» **MATERIAL PROVIDED**:
● ● ● ● ●

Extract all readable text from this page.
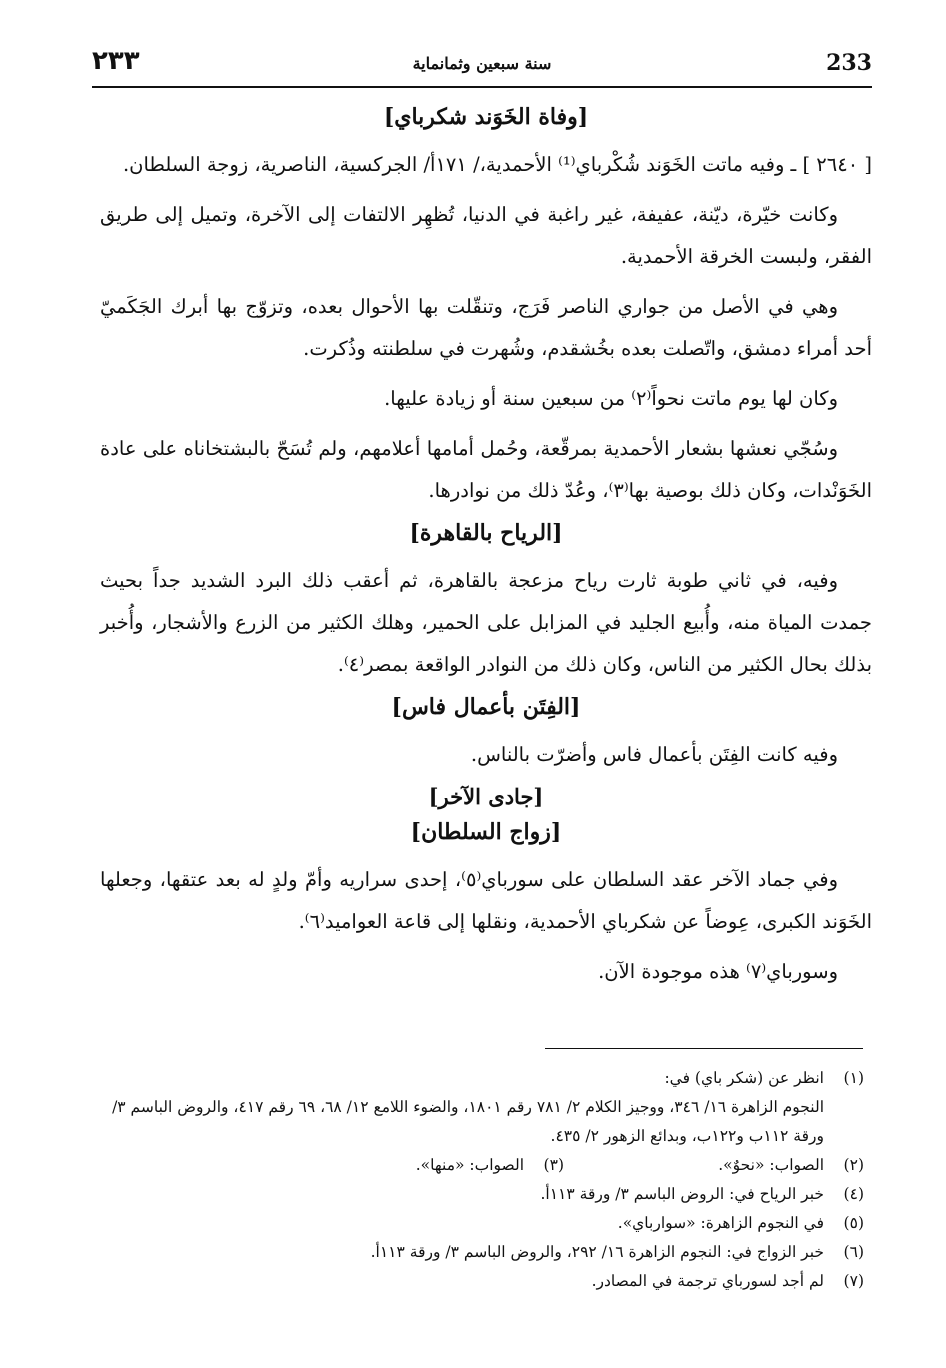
٢٣٣	سنة سبعين وثمانماية	233
[وفاة الخَوَند شكرباي]
[ ٢٦٤٠ ] ـ وفيه ماتت الخَوَند شُكْرباي⁽¹⁾ الأحمدية،/ ١٧١أ/ الجركسية، الناصرية، زوجة السلطان.
وكانت خيّرة، ديّنة، عفيفة، غير راغبة في الدنيا، تُظهِر الالتفات إلى الآخرة، وتميل إلى طريق الفقر، ولبست الخرقة الأحمدية.
وهي في الأصل من جواري الناصر فَرَج، وتنقّلت بها الأحوال بعده، وتزوّج بها أبرك الجَكَميّ أحد أمراء دمشق، واتّصلت بعده بخُشقدم، وشُهرت في سلطنته وذُكرت.
وكان لها يوم ماتت نحواً⁽٢⁾ من سبعين سنة أو زيادة عليها.
وسُجّي نعشها بشعار الأحمدية بمرقّعة، وحُمل أمامها أعلامهم، ولم تُسَحّ بالبشتخاناه على عادة الخَوَنْدات، وكان ذلك بوصية بها⁽٣⁾، وعُدّ ذلك من نوادرها.
[الرياح بالقاهرة]
وفيه، في ثاني طوبة ثارت رياح مزعجة بالقاهرة، ثم أعقب ذلك البرد الشديد جداً بحيث جمدت المياة منه، وأُبيع الجليد في المزابل على الحمير، وهلك الكثير من الزرع والأشجار، وأُخبر بذلك بحال الكثير من الناس، وكان ذلك من النوادر الواقعة بمصر⁽٤⁾.
[الفِتَن بأعمال فاس]
وفيه كانت الفِتَن بأعمال فاس وأضرّت بالناس.
[جادى الآخر]
[زواج السلطان]
وفي جماد الآخر عقد السلطان على سورباي⁽٥⁾، إحدى سراريه وأمّ ولدٍ له بعد عتقها، وجعلها الخَوَند الكبرى، عِوضاً عن شكرباي الأحمدية، ونقلها إلى قاعة العواميد⁽٦⁾.
وسورباي⁽٧⁾ هذه موجودة الآن.
(١)
انظر عن (شكر باي) في:
النجوم الزاهرة ١٦/ ٣٤٦، ووجيز الكلام ٢/ ٧٨١ رقم ١٨٠١، والضوء اللامع ١٢/ ٦٨، ٦٩ رقم ٤١٧، والروض الباسم ٣/ ورقة ١١٢ب و١٢٢ب، وبدائع الزهور ٢/ ٤٣٥.
(٢)
الصواب: «نحوٌ».
(٣)
الصواب: «منها».
(٤)
خبر الرياح في: الروض الباسم ٣/ ورقة ١١٣أ.
(٥)
في النجوم الزاهرة: «سوارباي».
(٦)
خبر الزواج في: النجوم الزاهرة ١٦/ ٢٩٢، والروض الباسم ٣/ ورقة ١١٣أ.
(٧)
لم أجد لسورباي ترجمة في المصادر.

● ● ● ● ●

» **TO DO**: Find "شكرباي". Copy every line it occurs in.

» **SOLUTION TO THIS EXERCISE**:
[وفاة الخَوَند شكرباي]
وفي جماد الآخر عقد السلطان على سورباي⁽٥⁾، إحدى سراريه وأمّ ولدٍ له بعد عتقها، وجعلها الخَوَند الكبرى، عِوضاً عن شكرباي الأحمدية، ونقلها إلى قاعة العواميد⁽٦⁾.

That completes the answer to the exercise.